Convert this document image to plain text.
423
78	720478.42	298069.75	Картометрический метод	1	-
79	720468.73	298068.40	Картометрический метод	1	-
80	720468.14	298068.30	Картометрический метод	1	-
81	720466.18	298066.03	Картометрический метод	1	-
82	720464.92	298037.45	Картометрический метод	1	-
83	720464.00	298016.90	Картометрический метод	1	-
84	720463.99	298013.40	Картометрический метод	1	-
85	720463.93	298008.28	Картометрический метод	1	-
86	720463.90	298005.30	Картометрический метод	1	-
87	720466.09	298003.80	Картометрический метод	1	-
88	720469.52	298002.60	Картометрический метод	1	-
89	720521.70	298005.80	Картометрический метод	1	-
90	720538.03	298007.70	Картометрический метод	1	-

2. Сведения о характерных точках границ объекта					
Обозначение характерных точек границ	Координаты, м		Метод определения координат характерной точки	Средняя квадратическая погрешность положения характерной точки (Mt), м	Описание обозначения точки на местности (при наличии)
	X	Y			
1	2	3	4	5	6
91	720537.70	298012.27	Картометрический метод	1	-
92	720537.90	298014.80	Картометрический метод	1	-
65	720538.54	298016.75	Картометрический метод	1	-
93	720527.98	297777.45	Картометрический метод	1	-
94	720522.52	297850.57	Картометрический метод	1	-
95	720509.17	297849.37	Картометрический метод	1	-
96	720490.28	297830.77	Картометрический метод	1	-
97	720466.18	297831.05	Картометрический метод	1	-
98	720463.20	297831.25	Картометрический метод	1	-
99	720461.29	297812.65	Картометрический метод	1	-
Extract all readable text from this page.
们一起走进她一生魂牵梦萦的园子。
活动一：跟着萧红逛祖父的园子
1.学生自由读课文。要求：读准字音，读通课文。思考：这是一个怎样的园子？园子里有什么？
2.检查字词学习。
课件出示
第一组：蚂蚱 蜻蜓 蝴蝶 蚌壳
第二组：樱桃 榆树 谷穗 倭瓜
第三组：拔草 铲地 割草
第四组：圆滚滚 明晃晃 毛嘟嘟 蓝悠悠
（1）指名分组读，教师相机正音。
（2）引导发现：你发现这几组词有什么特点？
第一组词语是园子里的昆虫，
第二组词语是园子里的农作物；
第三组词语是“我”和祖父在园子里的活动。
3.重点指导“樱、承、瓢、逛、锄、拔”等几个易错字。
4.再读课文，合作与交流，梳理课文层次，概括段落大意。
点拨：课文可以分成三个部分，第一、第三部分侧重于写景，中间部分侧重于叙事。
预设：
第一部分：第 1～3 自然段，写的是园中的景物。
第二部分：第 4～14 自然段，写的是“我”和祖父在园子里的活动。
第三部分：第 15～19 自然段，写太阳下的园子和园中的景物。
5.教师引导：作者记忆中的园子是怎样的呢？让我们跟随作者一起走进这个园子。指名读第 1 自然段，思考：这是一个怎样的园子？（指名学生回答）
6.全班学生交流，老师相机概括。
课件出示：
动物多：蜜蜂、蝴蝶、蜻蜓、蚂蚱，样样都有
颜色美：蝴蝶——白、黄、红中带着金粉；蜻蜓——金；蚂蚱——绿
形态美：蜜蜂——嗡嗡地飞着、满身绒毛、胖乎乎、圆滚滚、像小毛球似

What you need to do: Copy all the entries verbatim.

Solution:
Convert this document image to plain text.
423
78	720478.42	298069.75	Картометрический метод	1	-
79	720468.73	298068.40	Картометрический метод	1	-
80	720468.14	298068.30	Картометрический метод	1	-
81	720466.18	298066.03	Картометрический метод	1	-
82	720464.92	298037.45	Картометрический метод	1	-
83	720464.00	298016.90	Картометрический метод	1	-
84	720463.99	298013.40	Картометрический метод	1	-
85	720463.93	298008.28	Картометрический метод	1	-
86	720463.90	298005.30	Картометрический метод	1	-
87	720466.09	298003.80	Картометрический метод	1	-
88	720469.52	298002.60	Картометрический метод	1	-
89	720521.70	298005.80	Картометрический метод	1	-
90	720538.03	298007.70	Картометрический метод	1	-

2. Сведения о характерных точках границ объекта					
Обозначение характерных точек границ	Координаты, м		Метод определения координат характерной точки	Средняя квадратическая погрешность положения характерной точки (Mt), м	Описание обозначения точки на местности (при наличии)
	X	Y			
1	2	3	4	5	6
91	720537.70	298012.27	Картометрический метод	1	-
92	720537.90	298014.80	Картометрический метод	1	-
65	720538.54	298016.75	Картометрический метод	1	-
93	720527.98	297777.45	Картометрический метод	1	-
94	720522.52	297850.57	Картометрический метод	1	-
95	720509.17	297849.37	Картометрический метод	1	-
96	720490.28	297830.77	Картометрический метод	1	-
97	720466.18	297831.05	Картометрический метод	1	-
98	720463.20	297831.25	Картометрический метод	1	-
99	720461.29	297812.65	Картометрический метод	1	-
Extract all readable text from this page.
们一起走进她一生魂牵梦萦的园子。
活动一：跟着萧红逛祖父的园子
1.学生自由读课文。要求：读准字音，读通课文。思考：这是一个怎样的园子？园子里有什么？
2.检查字词学习。
课件出示
第一组：蚂蚱 蜻蜓 蝴蝶 蚌壳
第二组：樱桃 榆树 谷穗 倭瓜
第三组：拔草 铲地 割草
第四组：圆滚滚 明晃晃 毛嘟嘟 蓝悠悠
（1）指名分组读，教师相机正音。
（2）引导发现：你发现这几组词有什么特点？
第一组词语是园子里的昆虫，
第二组词语是园子里的农作物；
第三组词语是“我”和祖父在园子里的活动。
3.重点指导“樱、承、瓢、逛、锄、拔”等几个易错字。
4.再读课文，合作与交流，梳理课文层次，概括段落大意。
点拨：课文可以分成三个部分，第一、第三部分侧重于写景，中间部分侧重于叙事。
预设：
第一部分：第 1～3 自然段，写的是园中的景物。
第二部分：第 4～14 自然段，写的是“我”和祖父在园子里的活动。
第三部分：第 15～19 自然段，写太阳下的园子和园中的景物。
5.教师引导：作者记忆中的园子是怎样的呢？让我们跟随作者一起走进这个园子。指名读第 1 自然段，思考：这是一个怎样的园子？（指名学生回答）
6.全班学生交流，老师相机概括。
课件出示：
动物多：蜜蜂、蝴蝶、蜻蜓、蚂蚱，样样都有
颜色美：蝴蝶——白、黄、红中带着金粉；蜻蜓——金；蚂蚱——绿
形态美：蜜蜂——嗡嗡地飞着、满身绒毛、胖乎乎、圆滚滚、像小毛球似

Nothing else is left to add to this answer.